>> START Available records

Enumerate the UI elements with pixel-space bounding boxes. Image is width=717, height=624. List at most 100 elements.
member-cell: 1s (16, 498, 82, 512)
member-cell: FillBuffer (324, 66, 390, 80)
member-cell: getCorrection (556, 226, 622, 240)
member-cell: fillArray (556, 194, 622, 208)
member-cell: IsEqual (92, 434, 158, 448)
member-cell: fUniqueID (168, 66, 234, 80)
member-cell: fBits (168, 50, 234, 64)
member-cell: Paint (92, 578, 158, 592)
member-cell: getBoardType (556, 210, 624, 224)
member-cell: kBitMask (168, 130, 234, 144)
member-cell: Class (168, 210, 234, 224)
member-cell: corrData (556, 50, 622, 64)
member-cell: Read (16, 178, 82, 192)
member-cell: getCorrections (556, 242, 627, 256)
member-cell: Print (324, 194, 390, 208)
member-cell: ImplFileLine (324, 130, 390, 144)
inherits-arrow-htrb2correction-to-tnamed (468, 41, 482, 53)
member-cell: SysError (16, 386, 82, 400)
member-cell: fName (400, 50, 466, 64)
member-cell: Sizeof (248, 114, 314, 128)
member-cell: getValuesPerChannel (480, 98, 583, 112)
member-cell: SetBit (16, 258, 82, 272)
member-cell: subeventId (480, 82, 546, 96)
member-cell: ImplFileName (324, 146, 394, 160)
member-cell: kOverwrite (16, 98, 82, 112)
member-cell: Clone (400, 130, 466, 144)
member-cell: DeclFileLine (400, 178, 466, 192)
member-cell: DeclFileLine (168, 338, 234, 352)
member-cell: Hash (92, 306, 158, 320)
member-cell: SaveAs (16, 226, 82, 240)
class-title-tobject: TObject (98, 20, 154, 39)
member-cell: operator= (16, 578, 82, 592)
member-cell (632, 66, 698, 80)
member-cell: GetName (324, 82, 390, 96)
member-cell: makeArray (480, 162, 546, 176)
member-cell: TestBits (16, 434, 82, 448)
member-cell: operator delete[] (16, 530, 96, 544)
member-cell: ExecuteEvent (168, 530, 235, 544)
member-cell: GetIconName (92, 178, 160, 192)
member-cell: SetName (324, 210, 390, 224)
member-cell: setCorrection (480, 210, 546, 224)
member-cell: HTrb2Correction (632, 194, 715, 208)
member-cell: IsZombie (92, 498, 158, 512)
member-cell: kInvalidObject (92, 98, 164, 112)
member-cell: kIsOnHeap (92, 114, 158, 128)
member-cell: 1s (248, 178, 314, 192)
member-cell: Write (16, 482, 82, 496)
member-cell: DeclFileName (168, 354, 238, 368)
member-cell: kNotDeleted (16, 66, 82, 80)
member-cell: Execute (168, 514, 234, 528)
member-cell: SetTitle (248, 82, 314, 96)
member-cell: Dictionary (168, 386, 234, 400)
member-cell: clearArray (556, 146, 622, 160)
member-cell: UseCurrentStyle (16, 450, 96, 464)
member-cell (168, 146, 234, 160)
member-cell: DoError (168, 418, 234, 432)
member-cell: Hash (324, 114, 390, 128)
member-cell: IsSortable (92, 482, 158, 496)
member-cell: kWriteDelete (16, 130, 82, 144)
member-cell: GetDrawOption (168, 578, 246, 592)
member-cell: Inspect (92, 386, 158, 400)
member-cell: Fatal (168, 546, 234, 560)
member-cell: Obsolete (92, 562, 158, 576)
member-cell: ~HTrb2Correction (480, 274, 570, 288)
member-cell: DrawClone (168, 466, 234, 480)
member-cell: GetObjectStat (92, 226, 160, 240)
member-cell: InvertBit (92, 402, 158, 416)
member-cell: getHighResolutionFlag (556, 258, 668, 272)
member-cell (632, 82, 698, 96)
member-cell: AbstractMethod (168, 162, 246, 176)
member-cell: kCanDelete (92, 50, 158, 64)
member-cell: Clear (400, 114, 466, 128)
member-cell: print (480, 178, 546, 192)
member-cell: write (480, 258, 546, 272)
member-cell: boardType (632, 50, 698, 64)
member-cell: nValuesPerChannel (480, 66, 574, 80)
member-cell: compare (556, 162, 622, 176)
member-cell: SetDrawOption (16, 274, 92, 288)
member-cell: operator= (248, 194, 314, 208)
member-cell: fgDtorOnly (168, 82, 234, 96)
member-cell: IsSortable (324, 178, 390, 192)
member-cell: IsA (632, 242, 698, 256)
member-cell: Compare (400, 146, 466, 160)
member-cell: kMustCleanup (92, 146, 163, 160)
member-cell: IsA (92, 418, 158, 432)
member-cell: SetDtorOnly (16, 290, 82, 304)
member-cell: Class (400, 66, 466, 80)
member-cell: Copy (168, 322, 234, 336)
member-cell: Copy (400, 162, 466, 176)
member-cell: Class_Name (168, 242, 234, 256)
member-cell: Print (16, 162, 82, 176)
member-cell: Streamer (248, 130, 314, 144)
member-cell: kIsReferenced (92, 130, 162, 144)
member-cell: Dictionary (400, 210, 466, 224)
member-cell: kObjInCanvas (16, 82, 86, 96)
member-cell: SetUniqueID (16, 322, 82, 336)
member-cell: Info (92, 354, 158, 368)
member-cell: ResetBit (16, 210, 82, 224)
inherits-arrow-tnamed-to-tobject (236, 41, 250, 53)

>> END Available records

- Exercise objective
Retype all of the rows above verbatim, without leaving any out.

- Solution to this exercise
Enumerate the UI elements with pixel-space bounding boxes. Image is width=717, height=624. List at most 100 elements.
member-cell: 1s (16, 498, 82, 512)
member-cell: FillBuffer (324, 66, 390, 80)
member-cell: getCorrection (556, 226, 622, 240)
member-cell: fillArray (556, 194, 622, 208)
member-cell: IsEqual (92, 434, 158, 448)
member-cell: fUniqueID (168, 66, 234, 80)
member-cell: fBits (168, 50, 234, 64)
member-cell: Paint (92, 578, 158, 592)
member-cell: getBoardType (556, 210, 624, 224)
member-cell: kBitMask (168, 130, 234, 144)
member-cell: Class (168, 210, 234, 224)
member-cell: corrData (556, 50, 622, 64)
member-cell: Read (16, 178, 82, 192)
member-cell: getCorrections (556, 242, 627, 256)
member-cell: Print (324, 194, 390, 208)
member-cell: ImplFileLine (324, 130, 390, 144)
inherits-arrow-htrb2correction-to-tnamed (468, 41, 482, 53)
member-cell: SysError (16, 386, 82, 400)
member-cell: fName (400, 50, 466, 64)
member-cell: Sizeof (248, 114, 314, 128)
member-cell: getValuesPerChannel (480, 98, 583, 112)
member-cell: SetBit (16, 258, 82, 272)
member-cell: subeventId (480, 82, 546, 96)
member-cell: ImplFileName (324, 146, 394, 160)
member-cell: kOverwrite (16, 98, 82, 112)
member-cell: Clone (400, 130, 466, 144)
member-cell: DeclFileLine (400, 178, 466, 192)
member-cell: DeclFileLine (168, 338, 234, 352)
member-cell: Hash (92, 306, 158, 320)
member-cell: SaveAs (16, 226, 82, 240)
class-title-tobject: TObject (98, 20, 154, 39)
member-cell: operator= (16, 578, 82, 592)
member-cell (632, 66, 698, 80)
member-cell: GetName (324, 82, 390, 96)
member-cell: makeArray (480, 162, 546, 176)
member-cell: TestBits (16, 434, 82, 448)
member-cell: operator delete[] (16, 530, 96, 544)
member-cell: ExecuteEvent (168, 530, 235, 544)
member-cell: GetIconName (92, 178, 160, 192)
member-cell: SetName (324, 210, 390, 224)
member-cell: setCorrection (480, 210, 546, 224)
member-cell: HTrb2Correction (632, 194, 715, 208)
member-cell: IsZombie (92, 498, 158, 512)
member-cell: kInvalidObject (92, 98, 164, 112)
member-cell: kIsOnHeap (92, 114, 158, 128)
member-cell: 1s (248, 178, 314, 192)
member-cell: Write (16, 482, 82, 496)
member-cell: DeclFileName (168, 354, 238, 368)
member-cell: kNotDeleted (16, 66, 82, 80)
member-cell: Execute (168, 514, 234, 528)
member-cell: SetTitle (248, 82, 314, 96)
member-cell: Dictionary (168, 386, 234, 400)
member-cell: clearArray (556, 146, 622, 160)
member-cell: UseCurrentStyle (16, 450, 96, 464)
member-cell (168, 146, 234, 160)
member-cell: DoError (168, 418, 234, 432)
member-cell: Hash (324, 114, 390, 128)
member-cell: IsSortable (92, 482, 158, 496)
member-cell: kWriteDelete (16, 130, 82, 144)
member-cell: GetDrawOption (168, 578, 246, 592)
member-cell: Inspect (92, 386, 158, 400)
member-cell: Fatal (168, 546, 234, 560)
member-cell: Obsolete (92, 562, 158, 576)
member-cell: ~HTrb2Correction (480, 274, 570, 288)
member-cell: DrawClone (168, 466, 234, 480)
member-cell: GetObjectStat (92, 226, 160, 240)
member-cell: InvertBit (92, 402, 158, 416)
member-cell: getHighResolutionFlag (556, 258, 668, 272)
member-cell (632, 82, 698, 96)
member-cell: AbstractMethod (168, 162, 246, 176)
member-cell: kCanDelete (92, 50, 158, 64)
member-cell: Clear (400, 114, 466, 128)
member-cell: print (480, 178, 546, 192)
member-cell: write (480, 258, 546, 272)
member-cell: boardType (632, 50, 698, 64)
member-cell: nValuesPerChannel (480, 66, 574, 80)
member-cell: compare (556, 162, 622, 176)
member-cell: SetDrawOption (16, 274, 92, 288)
member-cell: operator= (248, 194, 314, 208)
member-cell: fgDtorOnly (168, 82, 234, 96)
member-cell: IsSortable (324, 178, 390, 192)
member-cell: IsA (632, 242, 698, 256)
member-cell: Compare (400, 146, 466, 160)
member-cell: kMustCleanup (92, 146, 163, 160)
member-cell: IsA (92, 418, 158, 432)
member-cell: SetDtorOnly (16, 290, 82, 304)
member-cell: Class (400, 66, 466, 80)
member-cell: Copy (168, 322, 234, 336)
member-cell: Copy (400, 162, 466, 176)
member-cell: Class_Name (168, 242, 234, 256)
member-cell: Print (16, 162, 82, 176)
member-cell: Streamer (248, 130, 314, 144)
member-cell: kIsReferenced (92, 130, 162, 144)
member-cell: Dictionary (400, 210, 466, 224)
member-cell: kObjInCanvas (16, 82, 86, 96)
member-cell: SetUniqueID (16, 322, 82, 336)
member-cell: Info (92, 354, 158, 368)
member-cell: ResetBit (16, 210, 82, 224)
inherits-arrow-tnamed-to-tobject (236, 41, 250, 53)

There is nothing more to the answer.